Provide nothing beyond the count of lines that include the string "this".
--- START RECORDS FOR THE TASK ---
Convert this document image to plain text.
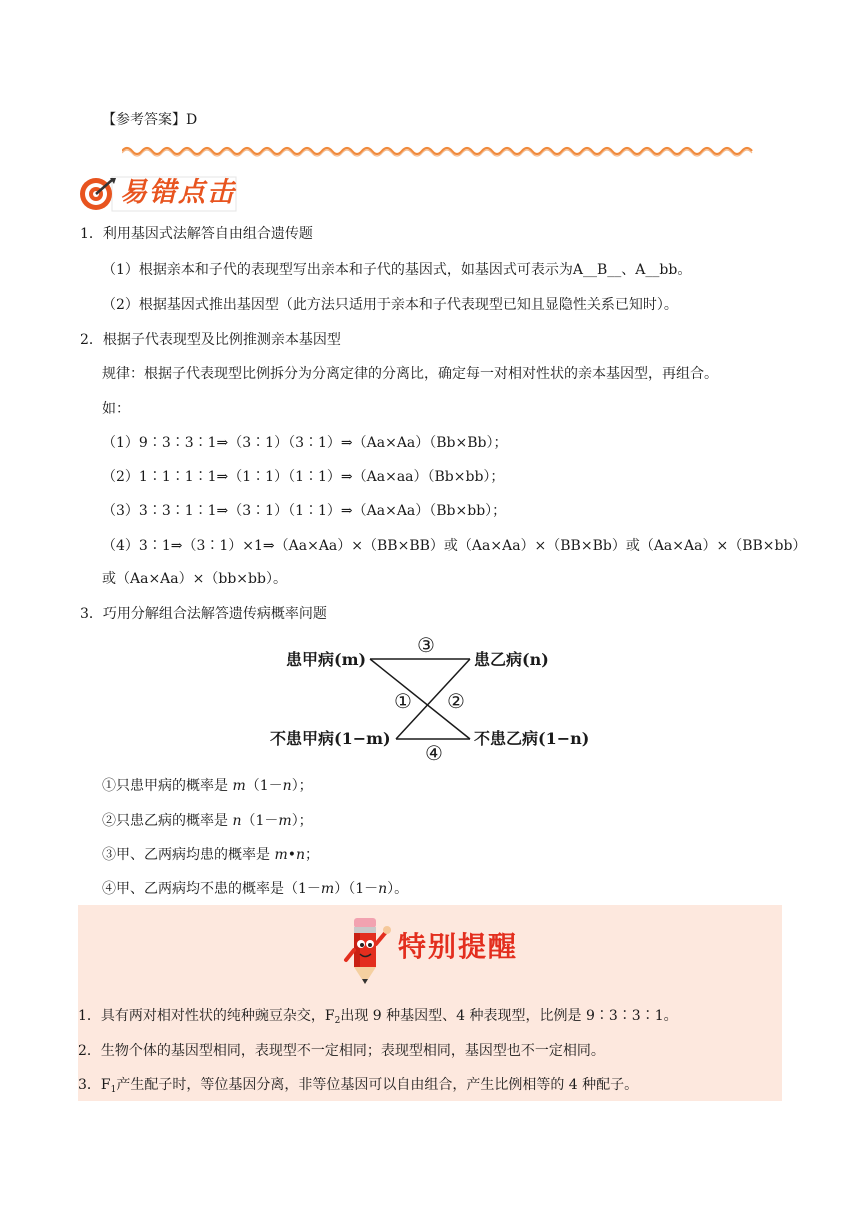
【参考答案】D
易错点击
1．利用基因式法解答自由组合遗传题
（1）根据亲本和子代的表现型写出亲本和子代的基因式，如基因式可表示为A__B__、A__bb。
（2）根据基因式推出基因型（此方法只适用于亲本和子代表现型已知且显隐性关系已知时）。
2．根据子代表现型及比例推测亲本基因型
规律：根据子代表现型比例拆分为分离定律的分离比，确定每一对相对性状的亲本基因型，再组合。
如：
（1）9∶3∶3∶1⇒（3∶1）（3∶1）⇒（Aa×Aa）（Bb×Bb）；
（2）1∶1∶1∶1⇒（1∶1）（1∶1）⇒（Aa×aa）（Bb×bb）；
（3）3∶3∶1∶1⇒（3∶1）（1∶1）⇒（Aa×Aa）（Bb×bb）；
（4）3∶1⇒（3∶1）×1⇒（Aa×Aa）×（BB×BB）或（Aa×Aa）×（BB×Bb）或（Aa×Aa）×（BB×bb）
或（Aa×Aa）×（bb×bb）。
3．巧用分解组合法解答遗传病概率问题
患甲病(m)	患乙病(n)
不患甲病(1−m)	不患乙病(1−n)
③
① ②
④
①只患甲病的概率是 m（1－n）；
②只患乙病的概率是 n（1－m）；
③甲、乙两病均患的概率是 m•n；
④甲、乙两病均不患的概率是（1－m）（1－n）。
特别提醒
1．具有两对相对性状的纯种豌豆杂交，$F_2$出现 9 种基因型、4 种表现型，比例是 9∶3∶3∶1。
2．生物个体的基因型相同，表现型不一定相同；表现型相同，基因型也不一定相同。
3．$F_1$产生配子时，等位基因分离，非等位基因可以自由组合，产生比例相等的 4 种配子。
--- END RECORDS FOR THE TASK ---
--- START RECORDS FOR THE TASK ---
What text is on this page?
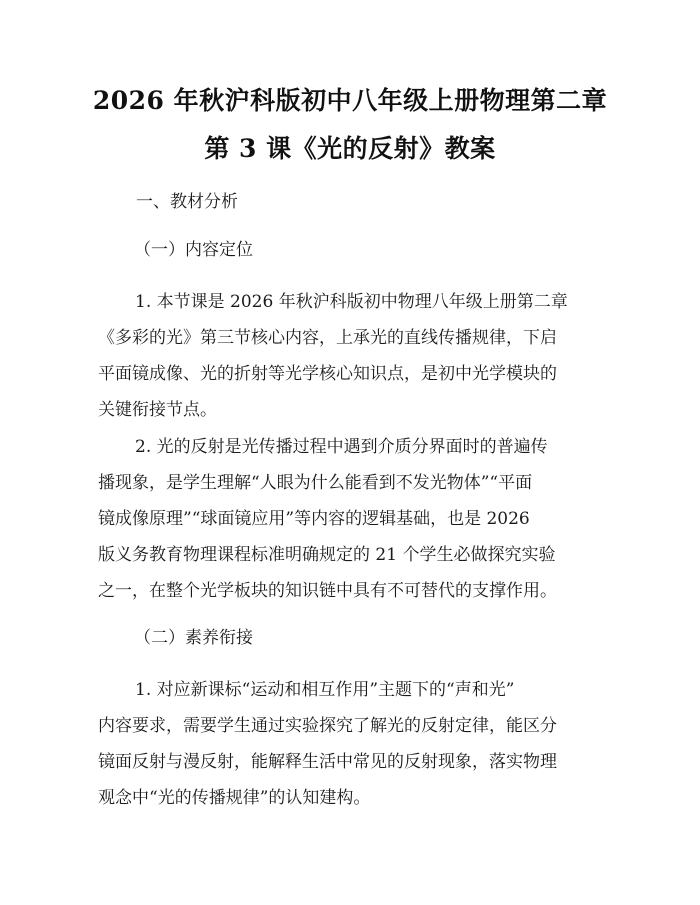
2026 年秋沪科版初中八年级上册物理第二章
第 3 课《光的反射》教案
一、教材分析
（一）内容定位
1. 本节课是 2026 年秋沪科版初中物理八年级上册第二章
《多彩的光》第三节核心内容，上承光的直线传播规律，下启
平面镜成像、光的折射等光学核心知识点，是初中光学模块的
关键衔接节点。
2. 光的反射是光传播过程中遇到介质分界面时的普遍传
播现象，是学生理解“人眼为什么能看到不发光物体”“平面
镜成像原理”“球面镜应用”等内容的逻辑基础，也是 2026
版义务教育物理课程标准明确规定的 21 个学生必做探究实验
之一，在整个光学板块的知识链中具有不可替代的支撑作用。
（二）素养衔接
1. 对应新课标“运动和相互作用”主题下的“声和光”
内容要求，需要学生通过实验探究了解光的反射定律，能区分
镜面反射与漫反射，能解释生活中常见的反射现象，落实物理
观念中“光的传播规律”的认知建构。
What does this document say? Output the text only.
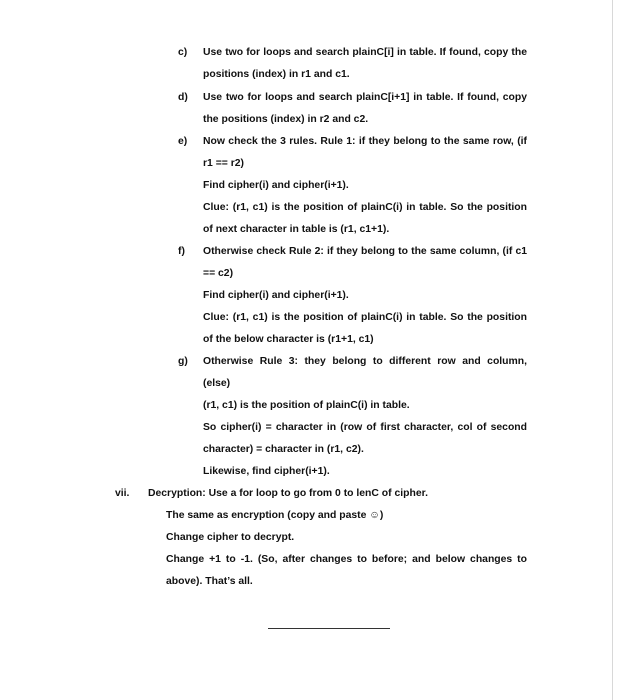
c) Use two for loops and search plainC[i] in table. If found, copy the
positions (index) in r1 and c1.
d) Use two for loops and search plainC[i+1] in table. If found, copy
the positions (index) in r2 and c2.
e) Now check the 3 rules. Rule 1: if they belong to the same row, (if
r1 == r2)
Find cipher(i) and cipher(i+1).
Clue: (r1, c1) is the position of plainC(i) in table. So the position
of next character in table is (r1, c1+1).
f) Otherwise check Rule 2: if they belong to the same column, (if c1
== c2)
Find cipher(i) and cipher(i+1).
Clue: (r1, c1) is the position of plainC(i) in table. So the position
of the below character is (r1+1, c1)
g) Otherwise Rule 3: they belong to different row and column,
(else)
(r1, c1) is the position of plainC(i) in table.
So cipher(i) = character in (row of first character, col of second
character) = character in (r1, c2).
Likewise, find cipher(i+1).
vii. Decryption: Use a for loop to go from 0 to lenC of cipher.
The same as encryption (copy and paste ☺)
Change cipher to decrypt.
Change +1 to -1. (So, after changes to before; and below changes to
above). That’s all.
--- END RECORDS FOR THE TASK ---
▸ THE RESPONSE
3